**DATASET ROWS**
┄┄┄┄┄┄┄┄┄┄

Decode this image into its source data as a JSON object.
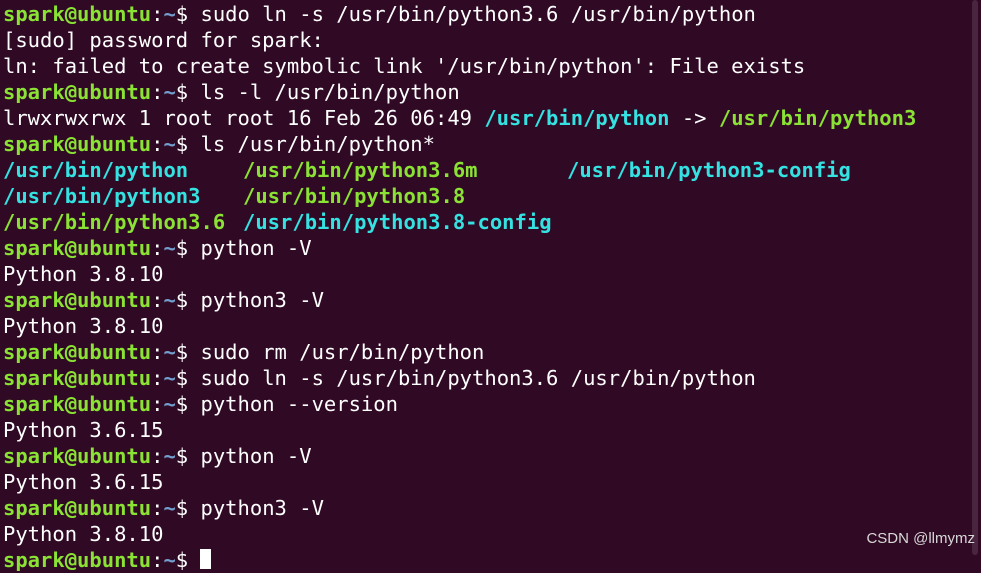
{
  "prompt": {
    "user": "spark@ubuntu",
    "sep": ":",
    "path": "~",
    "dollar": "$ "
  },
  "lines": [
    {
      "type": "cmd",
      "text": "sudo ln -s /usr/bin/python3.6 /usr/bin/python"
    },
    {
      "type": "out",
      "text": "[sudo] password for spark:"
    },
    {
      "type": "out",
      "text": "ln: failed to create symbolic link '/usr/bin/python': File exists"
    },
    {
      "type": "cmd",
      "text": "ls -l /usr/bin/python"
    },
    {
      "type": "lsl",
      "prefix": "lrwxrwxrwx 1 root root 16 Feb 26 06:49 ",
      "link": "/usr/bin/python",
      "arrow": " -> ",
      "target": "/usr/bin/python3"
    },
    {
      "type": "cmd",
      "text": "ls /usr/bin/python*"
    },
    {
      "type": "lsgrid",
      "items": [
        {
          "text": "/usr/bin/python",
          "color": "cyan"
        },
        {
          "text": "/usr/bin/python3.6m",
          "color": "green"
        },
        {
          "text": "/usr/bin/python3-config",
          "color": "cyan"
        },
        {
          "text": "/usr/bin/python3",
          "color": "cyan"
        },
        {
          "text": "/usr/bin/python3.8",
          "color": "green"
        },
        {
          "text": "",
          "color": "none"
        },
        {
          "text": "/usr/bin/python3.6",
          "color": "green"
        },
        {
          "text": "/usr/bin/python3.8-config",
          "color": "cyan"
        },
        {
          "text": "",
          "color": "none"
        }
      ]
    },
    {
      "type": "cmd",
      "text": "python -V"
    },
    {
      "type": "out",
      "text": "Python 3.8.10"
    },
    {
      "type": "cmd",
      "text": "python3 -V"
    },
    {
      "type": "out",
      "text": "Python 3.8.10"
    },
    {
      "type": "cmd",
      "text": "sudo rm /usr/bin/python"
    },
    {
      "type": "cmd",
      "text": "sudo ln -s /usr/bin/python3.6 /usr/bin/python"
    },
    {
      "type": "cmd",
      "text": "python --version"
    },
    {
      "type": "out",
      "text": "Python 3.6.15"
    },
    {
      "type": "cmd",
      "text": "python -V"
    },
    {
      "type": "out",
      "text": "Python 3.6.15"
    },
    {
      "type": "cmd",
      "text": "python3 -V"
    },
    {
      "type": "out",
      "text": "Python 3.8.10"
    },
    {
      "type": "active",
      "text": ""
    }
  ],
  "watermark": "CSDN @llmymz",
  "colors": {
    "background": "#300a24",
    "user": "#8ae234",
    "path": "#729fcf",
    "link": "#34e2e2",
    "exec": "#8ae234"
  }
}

┄┄┄┄┄┄┄┄┄┄

**DIRECTIONS**
Repeat the records above exactly, leaving out any pictures they contain.

**WRITTEN RESPONSE**
Decode this image into its source data as a JSON object.
{
  "prompt": {
    "user": "spark@ubuntu",
    "sep": ":",
    "path": "~",
    "dollar": "$ "
  },
  "lines": [
    {
      "type": "cmd",
      "text": "sudo ln -s /usr/bin/python3.6 /usr/bin/python"
    },
    {
      "type": "out",
      "text": "[sudo] password for spark:"
    },
    {
      "type": "out",
      "text": "ln: failed to create symbolic link '/usr/bin/python': File exists"
    },
    {
      "type": "cmd",
      "text": "ls -l /usr/bin/python"
    },
    {
      "type": "lsl",
      "prefix": "lrwxrwxrwx 1 root root 16 Feb 26 06:49 ",
      "link": "/usr/bin/python",
      "arrow": " -> ",
      "target": "/usr/bin/python3"
    },
    {
      "type": "cmd",
      "text": "ls /usr/bin/python*"
    },
    {
      "type": "lsgrid",
      "items": [
        {
          "text": "/usr/bin/python",
          "color": "cyan"
        },
        {
          "text": "/usr/bin/python3.6m",
          "color": "green"
        },
        {
          "text": "/usr/bin/python3-config",
          "color": "cyan"
        },
        {
          "text": "/usr/bin/python3",
          "color": "cyan"
        },
        {
          "text": "/usr/bin/python3.8",
          "color": "green"
        },
        {
          "text": "",
          "color": "none"
        },
        {
          "text": "/usr/bin/python3.6",
          "color": "green"
        },
        {
          "text": "/usr/bin/python3.8-config",
          "color": "cyan"
        },
        {
          "text": "",
          "color": "none"
        }
      ]
    },
    {
      "type": "cmd",
      "text": "python -V"
    },
    {
      "type": "out",
      "text": "Python 3.8.10"
    },
    {
      "type": "cmd",
      "text": "python3 -V"
    },
    {
      "type": "out",
      "text": "Python 3.8.10"
    },
    {
      "type": "cmd",
      "text": "sudo rm /usr/bin/python"
    },
    {
      "type": "cmd",
      "text": "sudo ln -s /usr/bin/python3.6 /usr/bin/python"
    },
    {
      "type": "cmd",
      "text": "python --version"
    },
    {
      "type": "out",
      "text": "Python 3.6.15"
    },
    {
      "type": "cmd",
      "text": "python -V"
    },
    {
      "type": "out",
      "text": "Python 3.6.15"
    },
    {
      "type": "cmd",
      "text": "python3 -V"
    },
    {
      "type": "out",
      "text": "Python 3.8.10"
    },
    {
      "type": "active",
      "text": ""
    }
  ],
  "watermark": "CSDN @llmymz",
  "colors": {
    "background": "#300a24",
    "user": "#8ae234",
    "path": "#729fcf",
    "link": "#34e2e2",
    "exec": "#8ae234"
  }
}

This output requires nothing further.